Challenge:
Write each line out exactly, leaving none out.

Input records:

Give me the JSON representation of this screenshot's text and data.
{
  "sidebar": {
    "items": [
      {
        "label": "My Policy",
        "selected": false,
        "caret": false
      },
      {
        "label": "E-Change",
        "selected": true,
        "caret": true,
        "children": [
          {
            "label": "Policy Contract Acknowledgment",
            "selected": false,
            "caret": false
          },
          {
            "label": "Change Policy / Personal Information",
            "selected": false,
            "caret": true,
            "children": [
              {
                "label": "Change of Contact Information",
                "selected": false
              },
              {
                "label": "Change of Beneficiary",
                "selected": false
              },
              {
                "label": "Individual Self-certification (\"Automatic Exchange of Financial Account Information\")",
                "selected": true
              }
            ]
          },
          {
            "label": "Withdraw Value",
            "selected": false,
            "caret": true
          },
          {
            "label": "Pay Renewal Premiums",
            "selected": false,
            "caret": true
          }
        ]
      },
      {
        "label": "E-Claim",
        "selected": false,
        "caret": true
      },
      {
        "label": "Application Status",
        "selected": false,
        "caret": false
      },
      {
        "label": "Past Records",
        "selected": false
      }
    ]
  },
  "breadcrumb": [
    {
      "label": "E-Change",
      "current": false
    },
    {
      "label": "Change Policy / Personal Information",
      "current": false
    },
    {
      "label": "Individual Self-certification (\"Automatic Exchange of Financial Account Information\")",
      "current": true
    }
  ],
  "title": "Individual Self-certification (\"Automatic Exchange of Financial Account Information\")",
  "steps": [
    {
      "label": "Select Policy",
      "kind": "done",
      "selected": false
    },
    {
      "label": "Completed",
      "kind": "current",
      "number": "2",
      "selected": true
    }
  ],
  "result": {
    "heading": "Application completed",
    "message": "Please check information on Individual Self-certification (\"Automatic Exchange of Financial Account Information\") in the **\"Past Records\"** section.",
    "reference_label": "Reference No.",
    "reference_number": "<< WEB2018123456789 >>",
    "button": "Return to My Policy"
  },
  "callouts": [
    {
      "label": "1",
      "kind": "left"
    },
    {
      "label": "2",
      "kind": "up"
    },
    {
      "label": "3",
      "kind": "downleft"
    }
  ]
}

Answer for the task:
Give me the JSON representation of this screenshot's text and data.
{
  "sidebar": {
    "items": [
      {
        "label": "My Policy",
        "selected": false,
        "caret": false
      },
      {
        "label": "E-Change",
        "selected": true,
        "caret": true,
        "children": [
          {
            "label": "Policy Contract Acknowledgment",
            "selected": false,
            "caret": false
          },
          {
            "label": "Change Policy / Personal Information",
            "selected": false,
            "caret": true,
            "children": [
              {
                "label": "Change of Contact Information",
                "selected": false
              },
              {
                "label": "Change of Beneficiary",
                "selected": false
              },
              {
                "label": "Individual Self-certification (\"Automatic Exchange of Financial Account Information\")",
                "selected": true
              }
            ]
          },
          {
            "label": "Withdraw Value",
            "selected": false,
            "caret": true
          },
          {
            "label": "Pay Renewal Premiums",
            "selected": false,
            "caret": true
          }
        ]
      },
      {
        "label": "E-Claim",
        "selected": false,
        "caret": true
      },
      {
        "label": "Application Status",
        "selected": false,
        "caret": false
      },
      {
        "label": "Past Records",
        "selected": false
      }
    ]
  },
  "breadcrumb": [
    {
      "label": "E-Change",
      "current": false
    },
    {
      "label": "Change Policy / Personal Information",
      "current": false
    },
    {
      "label": "Individual Self-certification (\"Automatic Exchange of Financial Account Information\")",
      "current": true
    }
  ],
  "title": "Individual Self-certification (\"Automatic Exchange of Financial Account Information\")",
  "steps": [
    {
      "label": "Select Policy",
      "kind": "done",
      "selected": false
    },
    {
      "label": "Completed",
      "kind": "current",
      "number": "2",
      "selected": true
    }
  ],
  "result": {
    "heading": "Application completed",
    "message": "Please check information on Individual Self-certification (\"Automatic Exchange of Financial Account Information\") in the **\"Past Records\"** section.",
    "reference_label": "Reference No.",
    "reference_number": "<< WEB2018123456789 >>",
    "button": "Return to My Policy"
  },
  "callouts": [
    {
      "label": "1",
      "kind": "left"
    },
    {
      "label": "2",
      "kind": "up"
    },
    {
      "label": "3",
      "kind": "downleft"
    }
  ]
}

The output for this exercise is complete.